[Start of Supplied material]
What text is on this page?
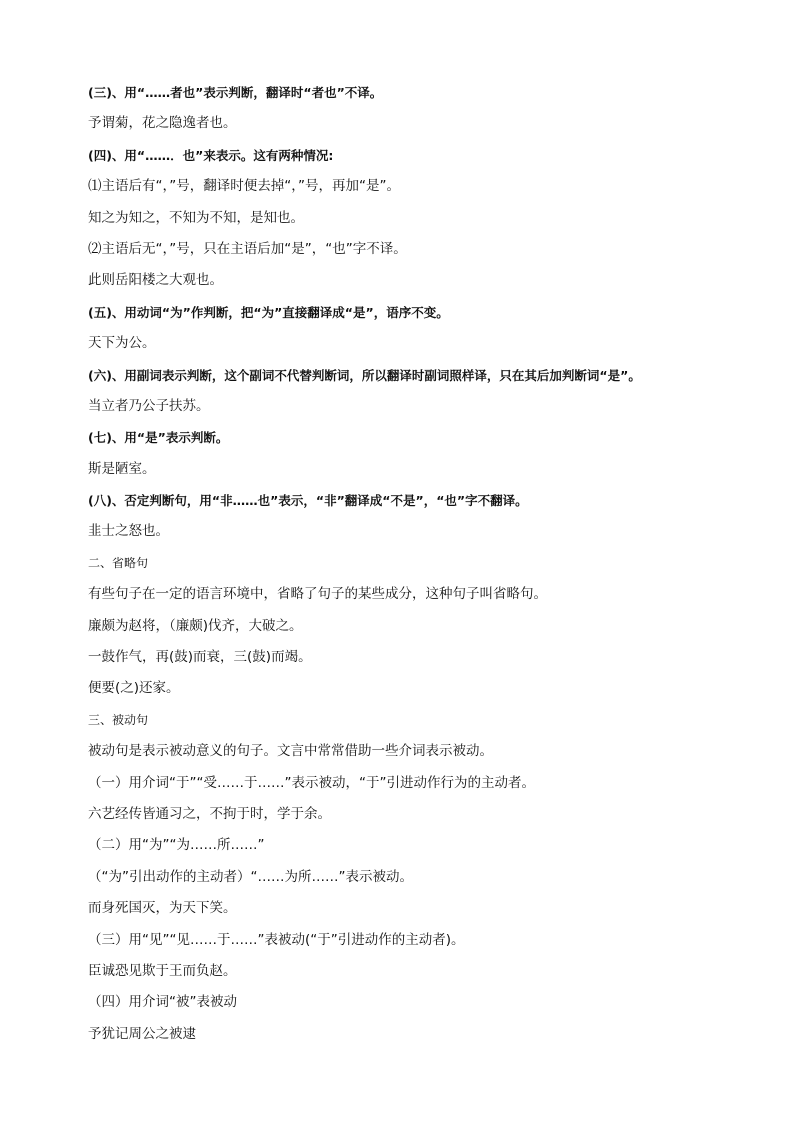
(三)、用“……者也”表示判断，翻译时“者也”不译。
予谓菊，花之隐逸者也。
(四)、用“……．也”来表示。这有两种情况:
⑴主语后有“，”号，翻译时便去掉“，”号，再加“是”。
知之为知之，不知为不知，是知也。
⑵主语后无“，”号，只在主语后加“是”，“也”字不译。
此则岳阳楼之大观也。
(五)、用动词“为”作判断，把“为”直接翻译成“是”，语序不变。
天下为公。
(六)、用副词表示判断，这个副词不代替判断词，所以翻译时副词照样译，只在其后加判断词“是”。
当立者乃公子扶苏。
(七)、用“是”表示判断。
斯是陋室。
(八)、否定判断句，用“非……也”表示，“非”翻译成“不是”，“也”字不翻译。
韭士之怒也。
二、省略句
有些句子在一定的语言环境中，省略了句子的某些成分，这种句子叫省略句。
廉颇为赵将，（廉颇)伐齐，大破之。
一鼓作气，再(鼓)而衰，三(鼓)而竭。
便要(之)还家。
三、被动句
被动句是表示被动意义的句子。文言中常常借助一些介词表示被动。
（一）用介词“于”“受……于……”表示被动，“于”引进动作行为的主动者。
六艺经传皆通习之，不拘于时，学于余。
（二）用“为”“为……所……”
（“为”引出动作的主动者）“……为所……”表示被动。
而身死国灭，为天下笑。
（三）用“见”“见……于……”表被动(“于”引进动作的主动者)。
臣诚恐见欺于王而负赵。
（四）用介词“被”表被动
予犹记周公之被逮
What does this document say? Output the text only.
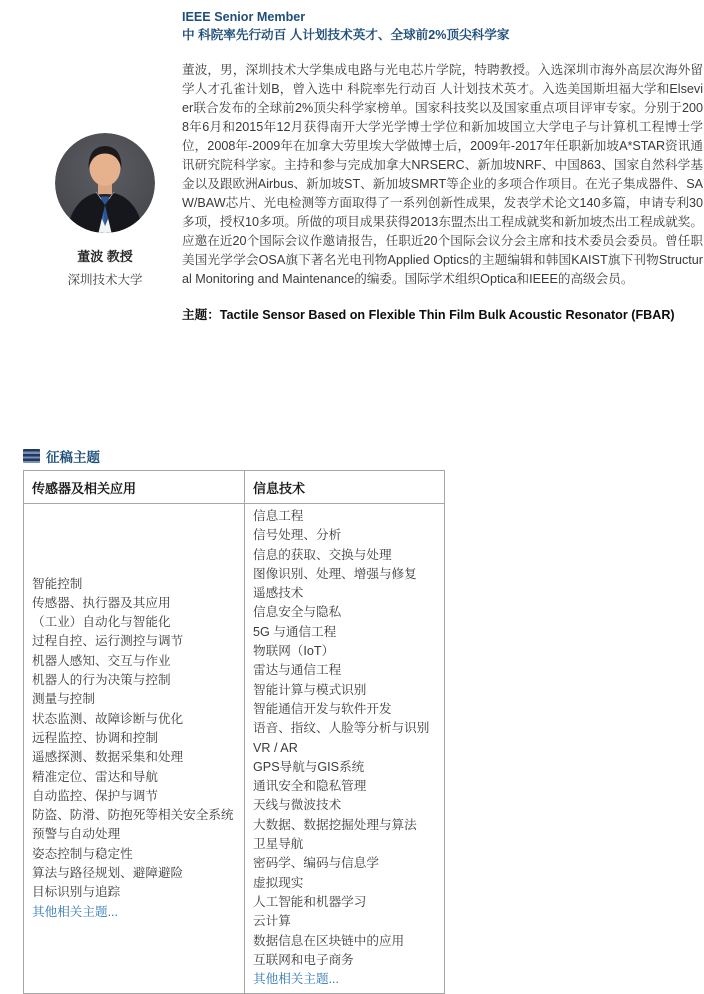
董波 教授
深圳技术大学
IEEE Senior Member
中 科院率先行动百 人计划技术英才、全球前2%顶尖科学家
董波，男，深圳技术大学集成电路与光电芯片学院，特聘教授。入选深圳市海外高层次海外留学人才孔雀计划B，曾入选中 科院率先行动百 人计划技术英才。入选美国斯坦福大学和Elsevier联合发布的全球前2%顶尖科学家榜单。国家科技奖以及国家重点项目评审专家。分别于2008年6月和2015年12月获得南开大学光学博士学位和新加坡国立大学电子与计算机工程博士学位，2008年-2009年在加拿大劳里埃大学做博士后，2009年-2017年任职新加坡A*STAR资讯通讯研究院科学家。主持和参与完成加拿大NRSERC、新加坡NRF、中国863、国家自然科学基金以及跟欧洲Airbus、新加坡ST、新加坡SMRT等企业的多项合作项目。在光子集成器件、SAW/BAW芯片、光电检测等方面取得了一系列创新性成果，发表学术论文140多篇，申请专利30多项，授权10多项。所做的项目成果获得2013东盟杰出工程成就奖和新加坡杰出工程成就奖。应邀在近20个国际会议作邀请报告，任职近20个国际会议分会主席和技术委员会委员。曾任职美国光学学会OSA旗下著名光电刊物Applied Optics的主题编辑和韩国KAIST旗下刊物Structural Monitoring and Maintenance的编委。国际学术组织Optica和IEEE的高级会员。
主题：Tactile Sensor Based on Flexible Thin Film Bulk Acoustic Resonator (FBAR)
征稿主题
传感器及相关应用	信息技术

智能控制
传感器、执行器及其应用
（工业）自动化与智能化
过程自控、运行测控与调节
机器人感知、交互与作业
机器人的行为决策与控制
测量与控制
状态监测、故障诊断与优化
远程监控、协调和控制
遥感探测、数据采集和处理
精准定位、雷达和导航
自动监控、保护与调节
防盗、防滑、防抱死等相关安全系统
预警与自动处理
姿态控制与稳定性
算法与路径规划、避障避险
目标识别与追踪
其他相关主题...

信息工程
信号处理、分析
信息的获取、交换与处理
图像识别、处理、增强与修复
遥感技术
信息安全与隐私
5G 与通信工程
物联网（IoT）
雷达与通信工程
智能计算与模式识别
智能通信开发与软件开发
语音、指纹、人脸等分析与识别
VR / AR
GPS导航与GIS系统
通讯安全和隐私管理
天线与微波技术
大数据、数据挖掘处理与算法
卫星导航
密码学、编码与信息学
虚拟现实
人工智能和机器学习
云计算
数据信息在区块链中的应用
互联网和电子商务
其他相关主题...
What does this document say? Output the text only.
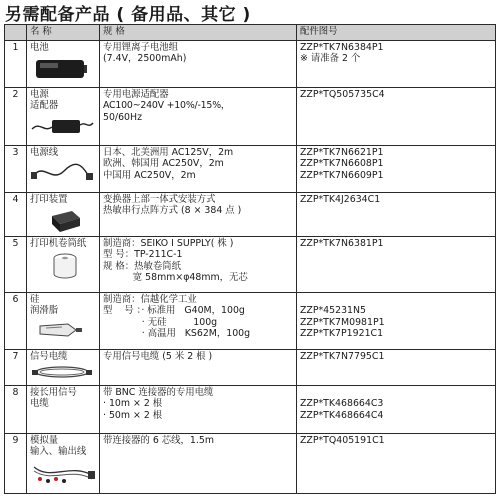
另需配备产品 ( 备用品、其它 )
	名 称	规 格	配件图号
1	电池	专用锂离子电池组
(7.4V，2500mAh)	ZZP*TK7N6384P1
※ 请准备 2 个

2	电源
适配器	专用电源适配器
AC100~240V +10%/-15%，
50/60Hz	ZZP*TQ505735C4

3	电源线	日本、北美洲用 AC125V，2m
欧洲、韩国用 AC250V，2m
中国用 AC250V，2m	ZZP*TK7N6621P1
ZZP*TK7N6608P1
ZZP*TK7N6609P1

4	打印装置	变换器上部一体式安装方式
热敏串行点阵方式 (8 × 384 点 )	ZZP*TK4J2634C1

5	打印机卷筒纸	制造商：SEIKO I SUPPLY( 株 )
型 号：TP-211C-1
规 格：热敏卷筒纸
宽 58mm×φ48mm，无芯	ZZP*TK7N6381P1

6	硅
润滑脂	制造商：信越化学工业
型    号 ：· 标准用   G40M，100g
· 无硅         100g
· 高温用   KS62M，100g	ZZP*45231N5
ZZP*TK7M0981P1
ZZP*TK7P1921C1

7	信号电缆	专用信号电缆 (5 米 2 根 )	ZZP*TK7N7795C1

8	接长用信号
电缆	带 BNC 连接器的专用电缆
· 10m × 2 根
· 50m × 2 根	ZZP*TK468664C3
ZZP*TK468664C4

9	模拟量
输入、输出线	带连接器的 6 芯线，1.5m	ZZP*TQ405191C1
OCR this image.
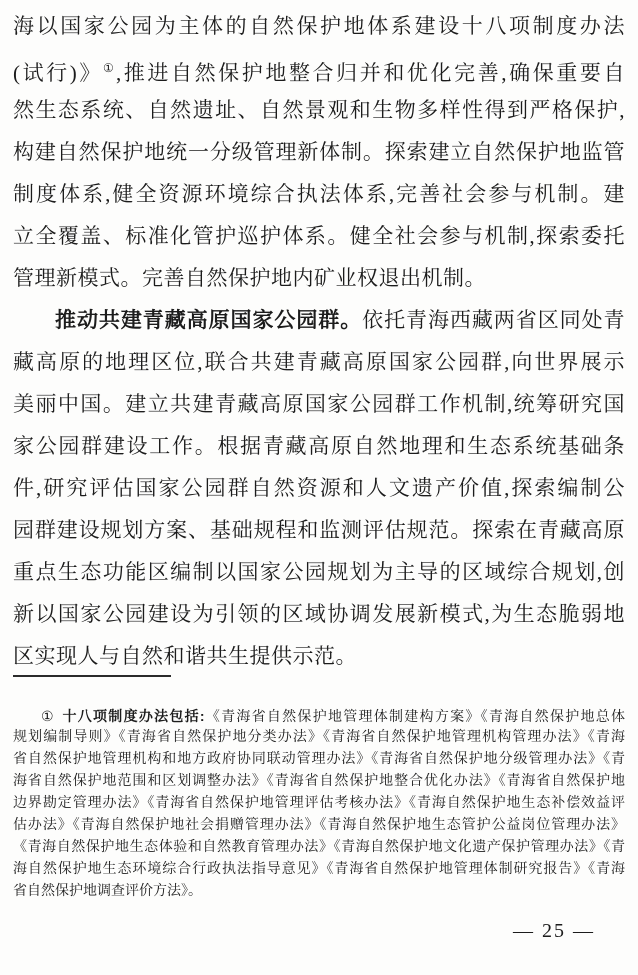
海以国家公园为主体的自然保护地体系建设十八项制度办法
(试行)》①,推进自然保护地整合归并和优化完善,确保重要自
然生态系统、自然遗址、自然景观和生物多样性得到严格保护,
构建自然保护地统一分级管理新体制。探索建立自然保护地监管
制度体系,健全资源环境综合执法体系,完善社会参与机制。建
立全覆盖、标准化管护巡护体系。健全社会参与机制,探索委托
管理新模式。完善自然保护地内矿业权退出机制。
推动共建青藏高原国家公园群。依托青海西藏两省区同处青
藏高原的地理区位,联合共建青藏高原国家公园群,向世界展示
美丽中国。建立共建青藏高原国家公园群工作机制,统筹研究国
家公园群建设工作。根据青藏高原自然地理和生态系统基础条
件,研究评估国家公园群自然资源和人文遗产价值,探索编制公
园群建设规划方案、基础规程和监测评估规范。探索在青藏高原
重点生态功能区编制以国家公园规划为主导的区域综合规划,创
新以国家公园建设为引领的区域协调发展新模式,为生态脆弱地
区实现人与自然和谐共生提供示范。
① 十八项制度办法包括:《青海省自然保护地管理体制建构方案》《青海自然保护地总体
规划编制导则》《青海省自然保护地分类办法》《青海省自然保护地管理机构管理办法》《青海
省自然保护地管理机构和地方政府协同联动管理办法》《青海省自然保护地分级管理办法》《青
海省自然保护地范围和区划调整办法》《青海省自然保护地整合优化办法》《青海省自然保护地
边界勘定管理办法》《青海省自然保护地管理评估考核办法》《青海自然保护地生态补偿效益评
估办法》《青海自然保护地社会捐赠管理办法》《青海自然保护地生态管护公益岗位管理办法》
《青海自然保护地生态体验和自然教育管理办法》《青海自然保护地文化遗产保护管理办法》《青
海自然保护地生态环境综合行政执法指导意见》《青海省自然保护地管理体制研究报告》《青海
省自然保护地调查评价方法》。
— 25 —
[End of Supplied material]
Problem requirements:
Word for word, quote the full listing, omitting every picture.

Response:
What text is on this page?
(三)、用“……者也”表示判断，翻译时“者也”不译。
予谓菊，花之隐逸者也。
(四)、用“……．也”来表示。这有两种情况:
⑴主语后有“，”号，翻译时便去掉“，”号，再加“是”。
知之为知之，不知为不知，是知也。
⑵主语后无“，”号，只在主语后加“是”，“也”字不译。
此则岳阳楼之大观也。
(五)、用动词“为”作判断，把“为”直接翻译成“是”，语序不变。
天下为公。
(六)、用副词表示判断，这个副词不代替判断词，所以翻译时副词照样译，只在其后加判断词“是”。
当立者乃公子扶苏。
(七)、用“是”表示判断。
斯是陋室。
(八)、否定判断句，用“非……也”表示，“非”翻译成“不是”，“也”字不翻译。
韭士之怒也。
二、省略句
有些句子在一定的语言环境中，省略了句子的某些成分，这种句子叫省略句。
廉颇为赵将，（廉颇)伐齐，大破之。
一鼓作气，再(鼓)而衰，三(鼓)而竭。
便要(之)还家。
三、被动句
被动句是表示被动意义的句子。文言中常常借助一些介词表示被动。
（一）用介词“于”“受……于……”表示被动，“于”引进动作行为的主动者。
六艺经传皆通习之，不拘于时，学于余。
（二）用“为”“为……所……”
（“为”引出动作的主动者）“……为所……”表示被动。
而身死国灭，为天下笑。
（三）用“见”“见……于……”表被动(“于”引进动作的主动者)。
臣诚恐见欺于王而负赵。
（四）用介词“被”表被动
予犹记周公之被逮
What does this document say? Output the text only.
董波 教授
深圳技术大学
IEEE Senior Member
中 科院率先行动百 人计划技术英才、全球前2%顶尖科学家
董波，男，深圳技术大学集成电路与光电芯片学院，特聘教授。入选深圳市海外高层次海外留学人才孔雀计划B，曾入选中 科院率先行动百 人计划技术英才。入选美国斯坦福大学和Elsevier联合发布的全球前2%顶尖科学家榜单。国家科技奖以及国家重点项目评审专家。分别于2008年6月和2015年12月获得南开大学光学博士学位和新加坡国立大学电子与计算机工程博士学位，2008年-2009年在加拿大劳里埃大学做博士后，2009年-2017年任职新加坡A*STAR资讯通讯研究院科学家。主持和参与完成加拿大NRSERC、新加坡NRF、中国863、国家自然科学基金以及跟欧洲Airbus、新加坡ST、新加坡SMRT等企业的多项合作项目。在光子集成器件、SAW/BAW芯片、光电检测等方面取得了一系列创新性成果，发表学术论文140多篇，申请专利30多项，授权10多项。所做的项目成果获得2013东盟杰出工程成就奖和新加坡杰出工程成就奖。应邀在近20个国际会议作邀请报告，任职近20个国际会议分会主席和技术委员会委员。曾任职美国光学学会OSA旗下著名光电刊物Applied Optics的主题编辑和韩国KAIST旗下刊物Structural Monitoring and Maintenance的编委。国际学术组织Optica和IEEE的高级会员。
主题：Tactile Sensor Based on Flexible Thin Film Bulk Acoustic Resonator (FBAR)
征稿主题
传感器及相关应用	信息技术

智能控制
传感器、执行器及其应用
（工业）自动化与智能化
过程自控、运行测控与调节
机器人感知、交互与作业
机器人的行为决策与控制
测量与控制
状态监测、故障诊断与优化
远程监控、协调和控制
遥感探测、数据采集和处理
精准定位、雷达和导航
自动监控、保护与调节
防盗、防滑、防抱死等相关安全系统
预警与自动处理
姿态控制与稳定性
算法与路径规划、避障避险
目标识别与追踪
其他相关主题...

信息工程
信号处理、分析
信息的获取、交换与处理
图像识别、处理、增强与修复
遥感技术
信息安全与隐私
5G 与通信工程
物联网（IoT）
雷达与通信工程
智能计算与模式识别
智能通信开发与软件开发
语音、指纹、人脸等分析与识别
VR / AR
GPS导航与GIS系统
通讯安全和隐私管理
天线与微波技术
大数据、数据挖掘处理与算法
卫星导航
密码学、编码与信息学
虚拟现实
人工智能和机器学习
云计算
数据信息在区块链中的应用
互联网和电子商务
其他相关主题...
What does this document say? Output the text only.
另需配备产品 ( 备用品、其它 )
	名 称	规 格	配件图号
1	电池	专用锂离子电池组
(7.4V，2500mAh)	ZZP*TK7N6384P1
※ 请准备 2 个

2	电源
适配器	专用电源适配器
AC100~240V +10%/-15%，
50/60Hz	ZZP*TQ505735C4

3	电源线	日本、北美洲用 AC125V，2m
欧洲、韩国用 AC250V，2m
中国用 AC250V，2m	ZZP*TK7N6621P1
ZZP*TK7N6608P1
ZZP*TK7N6609P1

4	打印装置	变换器上部一体式安装方式
热敏串行点阵方式 (8 × 384 点 )	ZZP*TK4J2634C1

5	打印机卷筒纸	制造商：SEIKO I SUPPLY( 株 )
型 号：TP-211C-1
规 格：热敏卷筒纸
宽 58mm×φ48mm，无芯	ZZP*TK7N6381P1

6	硅
润滑脂	制造商：信越化学工业
型    号 ：· 标准用   G40M，100g
· 无硅         100g
· 高温用   KS62M，100g	ZZP*45231N5
ZZP*TK7M0981P1
ZZP*TK7P1921C1

7	信号电缆	专用信号电缆 (5 米 2 根 )	ZZP*TK7N7795C1

8	接长用信号
电缆	带 BNC 连接器的专用电缆
· 10m × 2 根
· 50m × 2 根	ZZP*TK468664C3
ZZP*TK468664C4

9	模拟量
输入、输出线	带连接器的 6 芯线，1.5m	ZZP*TQ405191C1
OCR this image.
海以国家公园为主体的自然保护地体系建设十八项制度办法
(试行)》①,推进自然保护地整合归并和优化完善,确保重要自
然生态系统、自然遗址、自然景观和生物多样性得到严格保护,
构建自然保护地统一分级管理新体制。探索建立自然保护地监管
制度体系,健全资源环境综合执法体系,完善社会参与机制。建
立全覆盖、标准化管护巡护体系。健全社会参与机制,探索委托
管理新模式。完善自然保护地内矿业权退出机制。
推动共建青藏高原国家公园群。依托青海西藏两省区同处青
藏高原的地理区位,联合共建青藏高原国家公园群,向世界展示
美丽中国。建立共建青藏高原国家公园群工作机制,统筹研究国
家公园群建设工作。根据青藏高原自然地理和生态系统基础条
件,研究评估国家公园群自然资源和人文遗产价值,探索编制公
园群建设规划方案、基础规程和监测评估规范。探索在青藏高原
重点生态功能区编制以国家公园规划为主导的区域综合规划,创
新以国家公园建设为引领的区域协调发展新模式,为生态脆弱地
区实现人与自然和谐共生提供示范。
① 十八项制度办法包括:《青海省自然保护地管理体制建构方案》《青海自然保护地总体
规划编制导则》《青海省自然保护地分类办法》《青海省自然保护地管理机构管理办法》《青海
省自然保护地管理机构和地方政府协同联动管理办法》《青海省自然保护地分级管理办法》《青
海省自然保护地范围和区划调整办法》《青海省自然保护地整合优化办法》《青海省自然保护地
边界勘定管理办法》《青海省自然保护地管理评估考核办法》《青海自然保护地生态补偿效益评
估办法》《青海自然保护地社会捐赠管理办法》《青海自然保护地生态管护公益岗位管理办法》
《青海自然保护地生态体验和自然教育管理办法》《青海自然保护地文化遗产保护管理办法》《青
海自然保护地生态环境综合行政执法指导意见》《青海省自然保护地管理体制研究报告》《青海
省自然保护地调查评价方法》。
— 25 —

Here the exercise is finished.